Below is a set of records; print all of them exactly as written.
■ ■ ■ ■
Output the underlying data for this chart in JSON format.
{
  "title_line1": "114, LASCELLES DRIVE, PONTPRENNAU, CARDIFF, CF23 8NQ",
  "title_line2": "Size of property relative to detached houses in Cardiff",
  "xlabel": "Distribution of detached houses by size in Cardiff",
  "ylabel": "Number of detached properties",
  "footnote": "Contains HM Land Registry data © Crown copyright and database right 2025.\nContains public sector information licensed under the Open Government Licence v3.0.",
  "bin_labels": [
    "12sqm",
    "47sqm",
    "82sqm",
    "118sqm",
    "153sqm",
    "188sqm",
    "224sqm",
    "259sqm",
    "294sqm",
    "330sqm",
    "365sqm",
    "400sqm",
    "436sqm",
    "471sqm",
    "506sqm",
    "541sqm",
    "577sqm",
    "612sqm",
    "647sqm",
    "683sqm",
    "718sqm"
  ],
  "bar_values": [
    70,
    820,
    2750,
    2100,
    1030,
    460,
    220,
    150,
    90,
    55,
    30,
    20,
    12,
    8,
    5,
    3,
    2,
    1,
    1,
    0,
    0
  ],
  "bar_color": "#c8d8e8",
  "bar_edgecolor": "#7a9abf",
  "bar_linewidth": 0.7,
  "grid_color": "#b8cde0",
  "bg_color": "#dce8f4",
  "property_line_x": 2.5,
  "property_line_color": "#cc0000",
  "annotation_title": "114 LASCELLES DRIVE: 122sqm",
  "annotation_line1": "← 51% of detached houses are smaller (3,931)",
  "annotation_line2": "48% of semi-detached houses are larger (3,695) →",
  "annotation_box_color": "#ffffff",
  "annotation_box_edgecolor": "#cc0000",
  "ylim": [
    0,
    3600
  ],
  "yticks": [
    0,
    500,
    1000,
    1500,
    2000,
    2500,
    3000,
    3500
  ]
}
■ ■ ■ ■
• [WORKED SOLUTION]:
Output the underlying data for this chart in JSON format.
{
  "title_line1": "114, LASCELLES DRIVE, PONTPRENNAU, CARDIFF, CF23 8NQ",
  "title_line2": "Size of property relative to detached houses in Cardiff",
  "xlabel": "Distribution of detached houses by size in Cardiff",
  "ylabel": "Number of detached properties",
  "footnote": "Contains HM Land Registry data © Crown copyright and database right 2025.\nContains public sector information licensed under the Open Government Licence v3.0.",
  "bin_labels": [
    "12sqm",
    "47sqm",
    "82sqm",
    "118sqm",
    "153sqm",
    "188sqm",
    "224sqm",
    "259sqm",
    "294sqm",
    "330sqm",
    "365sqm",
    "400sqm",
    "436sqm",
    "471sqm",
    "506sqm",
    "541sqm",
    "577sqm",
    "612sqm",
    "647sqm",
    "683sqm",
    "718sqm"
  ],
  "bar_values": [
    70,
    820,
    2750,
    2100,
    1030,
    460,
    220,
    150,
    90,
    55,
    30,
    20,
    12,
    8,
    5,
    3,
    2,
    1,
    1,
    0,
    0
  ],
  "bar_color": "#c8d8e8",
  "bar_edgecolor": "#7a9abf",
  "bar_linewidth": 0.7,
  "grid_color": "#b8cde0",
  "bg_color": "#dce8f4",
  "property_line_x": 2.5,
  "property_line_color": "#cc0000",
  "annotation_title": "114 LASCELLES DRIVE: 122sqm",
  "annotation_line1": "← 51% of detached houses are smaller (3,931)",
  "annotation_line2": "48% of semi-detached houses are larger (3,695) →",
  "annotation_box_color": "#ffffff",
  "annotation_box_edgecolor": "#cc0000",
  "ylim": [
    0,
    3600
  ],
  "yticks": [
    0,
    500,
    1000,
    1500,
    2000,
    2500,
    3000,
    3500
  ]
}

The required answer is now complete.